[Records from a data collection]
◆ ◆ ◆ ◆ ◆ ◆ ◆

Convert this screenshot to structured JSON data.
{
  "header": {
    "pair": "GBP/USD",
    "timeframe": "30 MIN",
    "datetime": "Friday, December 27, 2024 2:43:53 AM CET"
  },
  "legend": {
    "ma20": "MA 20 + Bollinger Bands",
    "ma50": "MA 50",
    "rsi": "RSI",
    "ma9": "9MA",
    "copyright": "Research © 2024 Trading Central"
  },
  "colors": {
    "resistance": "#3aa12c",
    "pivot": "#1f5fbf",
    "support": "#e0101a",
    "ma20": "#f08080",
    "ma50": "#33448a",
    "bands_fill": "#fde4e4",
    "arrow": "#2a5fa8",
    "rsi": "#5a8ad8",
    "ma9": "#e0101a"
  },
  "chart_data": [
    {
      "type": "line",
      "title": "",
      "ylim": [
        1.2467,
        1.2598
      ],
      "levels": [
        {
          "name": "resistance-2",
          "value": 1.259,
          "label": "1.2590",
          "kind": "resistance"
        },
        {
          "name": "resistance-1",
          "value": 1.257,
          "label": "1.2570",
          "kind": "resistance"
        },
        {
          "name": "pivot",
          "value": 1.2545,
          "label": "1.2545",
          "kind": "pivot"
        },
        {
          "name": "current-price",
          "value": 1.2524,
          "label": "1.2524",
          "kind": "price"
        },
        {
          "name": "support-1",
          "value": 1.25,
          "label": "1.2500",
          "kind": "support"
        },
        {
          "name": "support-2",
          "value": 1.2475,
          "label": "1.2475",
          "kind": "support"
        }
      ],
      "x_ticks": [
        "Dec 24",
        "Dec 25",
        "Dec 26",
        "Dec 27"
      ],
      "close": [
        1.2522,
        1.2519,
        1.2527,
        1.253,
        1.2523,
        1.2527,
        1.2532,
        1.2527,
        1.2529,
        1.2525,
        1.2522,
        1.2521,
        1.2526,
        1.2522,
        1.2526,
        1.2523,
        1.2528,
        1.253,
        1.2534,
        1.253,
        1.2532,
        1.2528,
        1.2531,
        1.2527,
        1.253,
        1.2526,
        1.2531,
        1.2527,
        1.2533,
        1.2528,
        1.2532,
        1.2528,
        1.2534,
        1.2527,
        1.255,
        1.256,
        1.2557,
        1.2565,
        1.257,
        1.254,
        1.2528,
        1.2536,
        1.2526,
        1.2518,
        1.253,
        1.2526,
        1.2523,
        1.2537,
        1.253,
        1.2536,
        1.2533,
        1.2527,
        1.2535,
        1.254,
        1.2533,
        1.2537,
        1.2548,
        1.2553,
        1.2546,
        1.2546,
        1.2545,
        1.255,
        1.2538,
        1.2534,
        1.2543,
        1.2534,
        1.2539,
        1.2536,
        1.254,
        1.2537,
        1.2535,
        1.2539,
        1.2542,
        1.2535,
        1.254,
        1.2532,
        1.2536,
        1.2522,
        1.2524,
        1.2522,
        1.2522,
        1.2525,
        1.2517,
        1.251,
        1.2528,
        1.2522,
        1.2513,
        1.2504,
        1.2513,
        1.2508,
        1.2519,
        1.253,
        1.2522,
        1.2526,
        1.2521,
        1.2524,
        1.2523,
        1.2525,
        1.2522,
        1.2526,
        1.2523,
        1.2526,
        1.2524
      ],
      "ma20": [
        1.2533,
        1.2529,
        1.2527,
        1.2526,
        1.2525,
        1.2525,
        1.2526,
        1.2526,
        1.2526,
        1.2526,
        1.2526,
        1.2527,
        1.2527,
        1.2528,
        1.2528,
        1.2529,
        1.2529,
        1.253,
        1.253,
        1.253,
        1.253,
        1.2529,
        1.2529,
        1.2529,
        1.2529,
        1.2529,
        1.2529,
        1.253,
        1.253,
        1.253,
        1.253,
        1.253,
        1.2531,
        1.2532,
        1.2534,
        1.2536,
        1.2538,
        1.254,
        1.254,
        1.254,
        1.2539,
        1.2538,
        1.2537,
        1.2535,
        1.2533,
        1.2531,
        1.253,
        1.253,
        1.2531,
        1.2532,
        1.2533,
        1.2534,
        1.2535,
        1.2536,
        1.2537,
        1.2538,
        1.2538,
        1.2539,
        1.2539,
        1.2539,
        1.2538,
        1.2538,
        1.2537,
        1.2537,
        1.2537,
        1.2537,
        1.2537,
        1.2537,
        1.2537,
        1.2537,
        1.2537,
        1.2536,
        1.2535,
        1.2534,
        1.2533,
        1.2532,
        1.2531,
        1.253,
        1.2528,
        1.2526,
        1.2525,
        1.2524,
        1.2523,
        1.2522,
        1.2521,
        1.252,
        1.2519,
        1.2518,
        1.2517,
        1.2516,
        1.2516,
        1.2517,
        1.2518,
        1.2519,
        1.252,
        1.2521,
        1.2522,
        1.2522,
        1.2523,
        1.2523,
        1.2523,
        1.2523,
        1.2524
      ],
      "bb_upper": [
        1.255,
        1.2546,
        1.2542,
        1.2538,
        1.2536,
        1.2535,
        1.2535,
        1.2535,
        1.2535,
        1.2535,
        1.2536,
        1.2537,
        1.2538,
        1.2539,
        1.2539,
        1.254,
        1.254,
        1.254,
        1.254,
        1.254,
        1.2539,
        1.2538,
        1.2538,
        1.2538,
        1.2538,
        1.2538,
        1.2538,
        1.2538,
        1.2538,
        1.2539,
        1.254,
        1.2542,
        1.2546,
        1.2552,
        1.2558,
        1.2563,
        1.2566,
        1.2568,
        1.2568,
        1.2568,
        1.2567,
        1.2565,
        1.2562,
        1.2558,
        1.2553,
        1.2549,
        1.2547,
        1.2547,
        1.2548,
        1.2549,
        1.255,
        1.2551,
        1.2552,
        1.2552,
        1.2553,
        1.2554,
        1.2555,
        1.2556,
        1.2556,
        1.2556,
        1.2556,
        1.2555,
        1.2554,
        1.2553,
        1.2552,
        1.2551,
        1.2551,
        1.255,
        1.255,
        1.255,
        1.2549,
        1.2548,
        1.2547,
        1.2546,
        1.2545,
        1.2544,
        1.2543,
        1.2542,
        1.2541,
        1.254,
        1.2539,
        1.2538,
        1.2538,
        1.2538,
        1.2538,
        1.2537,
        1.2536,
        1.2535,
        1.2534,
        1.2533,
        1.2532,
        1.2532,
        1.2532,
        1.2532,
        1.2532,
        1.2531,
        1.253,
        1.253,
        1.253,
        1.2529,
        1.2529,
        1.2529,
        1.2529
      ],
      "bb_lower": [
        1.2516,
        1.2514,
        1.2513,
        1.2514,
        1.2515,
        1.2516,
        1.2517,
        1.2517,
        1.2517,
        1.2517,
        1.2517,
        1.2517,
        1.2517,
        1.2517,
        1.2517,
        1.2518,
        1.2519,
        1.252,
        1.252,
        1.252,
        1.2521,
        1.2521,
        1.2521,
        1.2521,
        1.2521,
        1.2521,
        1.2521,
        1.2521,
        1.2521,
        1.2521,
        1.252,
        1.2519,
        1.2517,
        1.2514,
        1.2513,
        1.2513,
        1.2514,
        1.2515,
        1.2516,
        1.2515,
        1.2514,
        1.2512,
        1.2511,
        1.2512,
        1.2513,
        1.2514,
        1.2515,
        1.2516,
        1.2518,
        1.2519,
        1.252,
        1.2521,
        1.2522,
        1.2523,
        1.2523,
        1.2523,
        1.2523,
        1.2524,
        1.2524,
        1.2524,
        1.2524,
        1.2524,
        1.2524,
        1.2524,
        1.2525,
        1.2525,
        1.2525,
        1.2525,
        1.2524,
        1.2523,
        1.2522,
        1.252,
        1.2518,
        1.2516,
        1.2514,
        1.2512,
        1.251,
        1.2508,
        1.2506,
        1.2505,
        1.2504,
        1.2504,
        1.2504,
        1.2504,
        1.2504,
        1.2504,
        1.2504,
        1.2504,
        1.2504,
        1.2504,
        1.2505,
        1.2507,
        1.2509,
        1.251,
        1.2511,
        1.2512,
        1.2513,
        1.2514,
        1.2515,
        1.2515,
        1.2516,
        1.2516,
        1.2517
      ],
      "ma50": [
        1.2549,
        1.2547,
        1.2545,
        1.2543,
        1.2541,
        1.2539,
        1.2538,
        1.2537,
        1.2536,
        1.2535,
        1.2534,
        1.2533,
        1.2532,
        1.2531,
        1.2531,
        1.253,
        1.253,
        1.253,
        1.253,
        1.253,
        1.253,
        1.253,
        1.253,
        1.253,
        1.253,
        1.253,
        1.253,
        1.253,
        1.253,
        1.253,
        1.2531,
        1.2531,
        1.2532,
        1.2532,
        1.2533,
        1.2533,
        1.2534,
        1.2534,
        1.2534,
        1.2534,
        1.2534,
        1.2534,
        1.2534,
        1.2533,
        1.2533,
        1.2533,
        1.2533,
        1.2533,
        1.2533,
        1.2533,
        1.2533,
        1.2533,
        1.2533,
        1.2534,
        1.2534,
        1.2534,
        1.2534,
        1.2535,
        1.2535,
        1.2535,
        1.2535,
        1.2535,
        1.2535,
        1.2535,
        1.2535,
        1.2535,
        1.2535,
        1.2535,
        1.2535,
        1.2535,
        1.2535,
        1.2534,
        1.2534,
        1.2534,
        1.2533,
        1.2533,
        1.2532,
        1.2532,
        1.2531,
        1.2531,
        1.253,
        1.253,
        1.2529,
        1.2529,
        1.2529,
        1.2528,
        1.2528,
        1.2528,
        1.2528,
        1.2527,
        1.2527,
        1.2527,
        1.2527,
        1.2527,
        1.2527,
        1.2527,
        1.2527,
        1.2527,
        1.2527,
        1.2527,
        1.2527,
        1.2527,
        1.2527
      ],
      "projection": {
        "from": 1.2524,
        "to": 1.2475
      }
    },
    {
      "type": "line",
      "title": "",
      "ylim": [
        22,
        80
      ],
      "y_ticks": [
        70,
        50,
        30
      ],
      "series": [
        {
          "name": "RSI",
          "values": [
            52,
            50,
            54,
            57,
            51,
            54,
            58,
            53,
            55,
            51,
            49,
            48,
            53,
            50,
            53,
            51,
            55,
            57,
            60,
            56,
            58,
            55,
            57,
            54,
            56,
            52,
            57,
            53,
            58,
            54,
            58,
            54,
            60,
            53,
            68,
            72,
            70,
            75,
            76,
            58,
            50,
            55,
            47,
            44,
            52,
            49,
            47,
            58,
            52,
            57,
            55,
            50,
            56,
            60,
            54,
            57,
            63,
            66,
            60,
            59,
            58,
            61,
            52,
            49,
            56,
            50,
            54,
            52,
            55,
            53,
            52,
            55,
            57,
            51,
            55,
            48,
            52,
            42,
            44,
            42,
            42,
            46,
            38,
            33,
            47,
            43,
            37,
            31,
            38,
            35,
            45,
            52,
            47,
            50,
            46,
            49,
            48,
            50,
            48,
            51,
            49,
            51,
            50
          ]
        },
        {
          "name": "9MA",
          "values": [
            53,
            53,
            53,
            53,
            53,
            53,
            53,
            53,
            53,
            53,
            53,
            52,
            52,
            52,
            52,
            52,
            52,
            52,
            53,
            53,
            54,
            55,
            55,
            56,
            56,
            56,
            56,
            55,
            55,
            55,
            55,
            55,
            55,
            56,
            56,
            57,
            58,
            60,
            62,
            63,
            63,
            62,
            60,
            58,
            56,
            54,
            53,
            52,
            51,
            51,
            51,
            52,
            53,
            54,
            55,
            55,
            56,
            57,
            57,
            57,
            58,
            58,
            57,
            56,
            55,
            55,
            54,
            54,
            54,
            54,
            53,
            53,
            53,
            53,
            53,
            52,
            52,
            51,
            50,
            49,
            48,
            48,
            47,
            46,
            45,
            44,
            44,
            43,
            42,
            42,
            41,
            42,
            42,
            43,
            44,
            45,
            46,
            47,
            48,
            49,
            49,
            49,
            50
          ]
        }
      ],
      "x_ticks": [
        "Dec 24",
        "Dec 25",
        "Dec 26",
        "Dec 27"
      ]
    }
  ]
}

◆ ◆ ◆ ◆ ◆ ◆ ◆

(Task requirements): Please list every line of the records that contains "support".

(Answer):
    "support": "#e0101a",
          "name": "support-1",
          "kind": "support"
          "name": "support-2",
          "kind": "support"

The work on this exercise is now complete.